Your task:
Give every entry again, word for word and in full.
>> START
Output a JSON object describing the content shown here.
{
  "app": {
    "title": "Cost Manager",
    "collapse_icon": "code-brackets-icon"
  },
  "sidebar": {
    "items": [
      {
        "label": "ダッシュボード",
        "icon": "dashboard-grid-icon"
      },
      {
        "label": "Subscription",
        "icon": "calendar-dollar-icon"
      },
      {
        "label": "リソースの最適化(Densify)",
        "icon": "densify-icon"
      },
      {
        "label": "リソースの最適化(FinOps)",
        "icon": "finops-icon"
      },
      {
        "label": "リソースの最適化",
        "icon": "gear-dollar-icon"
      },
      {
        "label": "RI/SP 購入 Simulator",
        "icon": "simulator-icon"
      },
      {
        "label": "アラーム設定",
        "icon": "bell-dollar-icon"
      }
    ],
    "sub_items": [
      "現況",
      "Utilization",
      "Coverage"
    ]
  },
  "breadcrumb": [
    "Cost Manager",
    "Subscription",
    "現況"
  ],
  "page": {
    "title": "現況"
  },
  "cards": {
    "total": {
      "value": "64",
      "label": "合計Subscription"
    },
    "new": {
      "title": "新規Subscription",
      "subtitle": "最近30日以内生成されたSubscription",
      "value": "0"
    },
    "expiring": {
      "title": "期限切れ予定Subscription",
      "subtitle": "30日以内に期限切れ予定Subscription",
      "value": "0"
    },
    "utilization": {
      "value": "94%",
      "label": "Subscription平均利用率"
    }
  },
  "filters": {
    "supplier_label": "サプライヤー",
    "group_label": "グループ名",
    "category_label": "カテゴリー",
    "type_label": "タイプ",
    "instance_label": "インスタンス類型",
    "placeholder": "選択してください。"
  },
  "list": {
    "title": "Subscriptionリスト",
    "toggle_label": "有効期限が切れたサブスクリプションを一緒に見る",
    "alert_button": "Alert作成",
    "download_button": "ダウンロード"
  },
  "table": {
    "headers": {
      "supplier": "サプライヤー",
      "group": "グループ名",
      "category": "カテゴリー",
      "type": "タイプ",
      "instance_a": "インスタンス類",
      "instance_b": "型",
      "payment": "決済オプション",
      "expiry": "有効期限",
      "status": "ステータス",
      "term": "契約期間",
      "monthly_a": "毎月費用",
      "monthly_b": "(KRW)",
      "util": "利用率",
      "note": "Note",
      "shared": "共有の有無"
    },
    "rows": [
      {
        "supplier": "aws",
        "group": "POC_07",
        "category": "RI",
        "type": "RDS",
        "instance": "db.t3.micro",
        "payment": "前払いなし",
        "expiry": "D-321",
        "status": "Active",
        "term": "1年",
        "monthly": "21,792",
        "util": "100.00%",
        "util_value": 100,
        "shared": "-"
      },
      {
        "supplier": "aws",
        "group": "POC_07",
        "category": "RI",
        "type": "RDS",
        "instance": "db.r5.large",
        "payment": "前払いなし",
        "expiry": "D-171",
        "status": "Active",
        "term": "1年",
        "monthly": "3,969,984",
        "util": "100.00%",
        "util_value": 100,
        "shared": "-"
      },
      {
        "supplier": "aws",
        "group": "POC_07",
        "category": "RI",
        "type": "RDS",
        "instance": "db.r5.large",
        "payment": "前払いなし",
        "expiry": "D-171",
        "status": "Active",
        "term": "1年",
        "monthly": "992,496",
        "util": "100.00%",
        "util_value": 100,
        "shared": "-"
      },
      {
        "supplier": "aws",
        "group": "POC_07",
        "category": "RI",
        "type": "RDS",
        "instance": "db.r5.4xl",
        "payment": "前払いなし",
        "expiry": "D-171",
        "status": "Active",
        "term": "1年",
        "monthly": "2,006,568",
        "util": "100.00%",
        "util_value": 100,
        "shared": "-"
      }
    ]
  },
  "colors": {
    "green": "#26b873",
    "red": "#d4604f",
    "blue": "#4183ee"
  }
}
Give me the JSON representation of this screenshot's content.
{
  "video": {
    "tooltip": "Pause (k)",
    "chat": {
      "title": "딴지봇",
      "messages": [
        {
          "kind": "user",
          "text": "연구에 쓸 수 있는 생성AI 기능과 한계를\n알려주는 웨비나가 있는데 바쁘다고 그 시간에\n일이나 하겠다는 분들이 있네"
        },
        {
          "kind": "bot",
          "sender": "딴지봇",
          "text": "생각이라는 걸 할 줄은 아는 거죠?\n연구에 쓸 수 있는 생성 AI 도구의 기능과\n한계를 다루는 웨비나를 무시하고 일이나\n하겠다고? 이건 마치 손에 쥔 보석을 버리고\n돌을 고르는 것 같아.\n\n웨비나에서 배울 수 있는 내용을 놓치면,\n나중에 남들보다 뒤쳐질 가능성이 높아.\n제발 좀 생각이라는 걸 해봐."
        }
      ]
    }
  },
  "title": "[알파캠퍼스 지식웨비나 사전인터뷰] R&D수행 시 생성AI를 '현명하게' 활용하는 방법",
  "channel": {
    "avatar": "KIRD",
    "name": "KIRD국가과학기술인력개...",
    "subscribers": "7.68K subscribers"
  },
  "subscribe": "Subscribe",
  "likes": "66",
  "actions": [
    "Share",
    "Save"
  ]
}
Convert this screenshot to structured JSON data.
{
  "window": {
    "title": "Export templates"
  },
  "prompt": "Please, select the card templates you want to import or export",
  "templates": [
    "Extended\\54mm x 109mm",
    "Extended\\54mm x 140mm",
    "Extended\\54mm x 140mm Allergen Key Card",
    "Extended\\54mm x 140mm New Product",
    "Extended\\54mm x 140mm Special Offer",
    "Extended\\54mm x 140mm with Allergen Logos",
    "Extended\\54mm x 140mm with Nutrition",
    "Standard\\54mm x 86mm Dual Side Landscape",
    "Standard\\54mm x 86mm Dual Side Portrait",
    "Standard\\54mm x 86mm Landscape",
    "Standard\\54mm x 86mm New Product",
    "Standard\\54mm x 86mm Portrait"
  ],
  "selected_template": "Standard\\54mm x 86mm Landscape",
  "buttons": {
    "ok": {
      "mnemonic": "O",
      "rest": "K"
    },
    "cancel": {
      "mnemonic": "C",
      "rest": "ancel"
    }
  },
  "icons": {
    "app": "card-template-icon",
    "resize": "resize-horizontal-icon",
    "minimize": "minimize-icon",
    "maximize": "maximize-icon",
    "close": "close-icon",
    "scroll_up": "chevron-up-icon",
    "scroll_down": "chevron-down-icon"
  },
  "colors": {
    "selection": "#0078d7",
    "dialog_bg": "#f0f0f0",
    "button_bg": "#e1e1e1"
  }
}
>> END
Written answer:
Output a JSON object describing the content shown here.
{
  "app": {
    "title": "Cost Manager",
    "collapse_icon": "code-brackets-icon"
  },
  "sidebar": {
    "items": [
      {
        "label": "ダッシュボード",
        "icon": "dashboard-grid-icon"
      },
      {
        "label": "Subscription",
        "icon": "calendar-dollar-icon"
      },
      {
        "label": "リソースの最適化(Densify)",
        "icon": "densify-icon"
      },
      {
        "label": "リソースの最適化(FinOps)",
        "icon": "finops-icon"
      },
      {
        "label": "リソースの最適化",
        "icon": "gear-dollar-icon"
      },
      {
        "label": "RI/SP 購入 Simulator",
        "icon": "simulator-icon"
      },
      {
        "label": "アラーム設定",
        "icon": "bell-dollar-icon"
      }
    ],
    "sub_items": [
      "現況",
      "Utilization",
      "Coverage"
    ]
  },
  "breadcrumb": [
    "Cost Manager",
    "Subscription",
    "現況"
  ],
  "page": {
    "title": "現況"
  },
  "cards": {
    "total": {
      "value": "64",
      "label": "合計Subscription"
    },
    "new": {
      "title": "新規Subscription",
      "subtitle": "最近30日以内生成されたSubscription",
      "value": "0"
    },
    "expiring": {
      "title": "期限切れ予定Subscription",
      "subtitle": "30日以内に期限切れ予定Subscription",
      "value": "0"
    },
    "utilization": {
      "value": "94%",
      "label": "Subscription平均利用率"
    }
  },
  "filters": {
    "supplier_label": "サプライヤー",
    "group_label": "グループ名",
    "category_label": "カテゴリー",
    "type_label": "タイプ",
    "instance_label": "インスタンス類型",
    "placeholder": "選択してください。"
  },
  "list": {
    "title": "Subscriptionリスト",
    "toggle_label": "有効期限が切れたサブスクリプションを一緒に見る",
    "alert_button": "Alert作成",
    "download_button": "ダウンロード"
  },
  "table": {
    "headers": {
      "supplier": "サプライヤー",
      "group": "グループ名",
      "category": "カテゴリー",
      "type": "タイプ",
      "instance_a": "インスタンス類",
      "instance_b": "型",
      "payment": "決済オプション",
      "expiry": "有効期限",
      "status": "ステータス",
      "term": "契約期間",
      "monthly_a": "毎月費用",
      "monthly_b": "(KRW)",
      "util": "利用率",
      "note": "Note",
      "shared": "共有の有無"
    },
    "rows": [
      {
        "supplier": "aws",
        "group": "POC_07",
        "category": "RI",
        "type": "RDS",
        "instance": "db.t3.micro",
        "payment": "前払いなし",
        "expiry": "D-321",
        "status": "Active",
        "term": "1年",
        "monthly": "21,792",
        "util": "100.00%",
        "util_value": 100,
        "shared": "-"
      },
      {
        "supplier": "aws",
        "group": "POC_07",
        "category": "RI",
        "type": "RDS",
        "instance": "db.r5.large",
        "payment": "前払いなし",
        "expiry": "D-171",
        "status": "Active",
        "term": "1年",
        "monthly": "3,969,984",
        "util": "100.00%",
        "util_value": 100,
        "shared": "-"
      },
      {
        "supplier": "aws",
        "group": "POC_07",
        "category": "RI",
        "type": "RDS",
        "instance": "db.r5.large",
        "payment": "前払いなし",
        "expiry": "D-171",
        "status": "Active",
        "term": "1年",
        "monthly": "992,496",
        "util": "100.00%",
        "util_value": 100,
        "shared": "-"
      },
      {
        "supplier": "aws",
        "group": "POC_07",
        "category": "RI",
        "type": "RDS",
        "instance": "db.r5.4xl",
        "payment": "前払いなし",
        "expiry": "D-171",
        "status": "Active",
        "term": "1年",
        "monthly": "2,006,568",
        "util": "100.00%",
        "util_value": 100,
        "shared": "-"
      }
    ]
  },
  "colors": {
    "green": "#26b873",
    "red": "#d4604f",
    "blue": "#4183ee"
  }
}
Give me the JSON representation of this screenshot's content.
{
  "video": {
    "tooltip": "Pause (k)",
    "chat": {
      "title": "딴지봇",
      "messages": [
        {
          "kind": "user",
          "text": "연구에 쓸 수 있는 생성AI 기능과 한계를\n알려주는 웨비나가 있는데 바쁘다고 그 시간에\n일이나 하겠다는 분들이 있네"
        },
        {
          "kind": "bot",
          "sender": "딴지봇",
          "text": "생각이라는 걸 할 줄은 아는 거죠?\n연구에 쓸 수 있는 생성 AI 도구의 기능과\n한계를 다루는 웨비나를 무시하고 일이나\n하겠다고? 이건 마치 손에 쥔 보석을 버리고\n돌을 고르는 것 같아.\n\n웨비나에서 배울 수 있는 내용을 놓치면,\n나중에 남들보다 뒤쳐질 가능성이 높아.\n제발 좀 생각이라는 걸 해봐."
        }
      ]
    }
  },
  "title": "[알파캠퍼스 지식웨비나 사전인터뷰] R&D수행 시 생성AI를 '현명하게' 활용하는 방법",
  "channel": {
    "avatar": "KIRD",
    "name": "KIRD국가과학기술인력개...",
    "subscribers": "7.68K subscribers"
  },
  "subscribe": "Subscribe",
  "likes": "66",
  "actions": [
    "Share",
    "Save"
  ]
}
Convert this screenshot to structured JSON data.
{
  "window": {
    "title": "Export templates"
  },
  "prompt": "Please, select the card templates you want to import or export",
  "templates": [
    "Extended\\54mm x 109mm",
    "Extended\\54mm x 140mm",
    "Extended\\54mm x 140mm Allergen Key Card",
    "Extended\\54mm x 140mm New Product",
    "Extended\\54mm x 140mm Special Offer",
    "Extended\\54mm x 140mm with Allergen Logos",
    "Extended\\54mm x 140mm with Nutrition",
    "Standard\\54mm x 86mm Dual Side Landscape",
    "Standard\\54mm x 86mm Dual Side Portrait",
    "Standard\\54mm x 86mm Landscape",
    "Standard\\54mm x 86mm New Product",
    "Standard\\54mm x 86mm Portrait"
  ],
  "selected_template": "Standard\\54mm x 86mm Landscape",
  "buttons": {
    "ok": {
      "mnemonic": "O",
      "rest": "K"
    },
    "cancel": {
      "mnemonic": "C",
      "rest": "ancel"
    }
  },
  "icons": {
    "app": "card-template-icon",
    "resize": "resize-horizontal-icon",
    "minimize": "minimize-icon",
    "maximize": "maximize-icon",
    "close": "close-icon",
    "scroll_up": "chevron-up-icon",
    "scroll_down": "chevron-down-icon"
  },
  "colors": {
    "selection": "#0078d7",
    "dialog_bg": "#f0f0f0",
    "button_bg": "#e1e1e1"
  }
}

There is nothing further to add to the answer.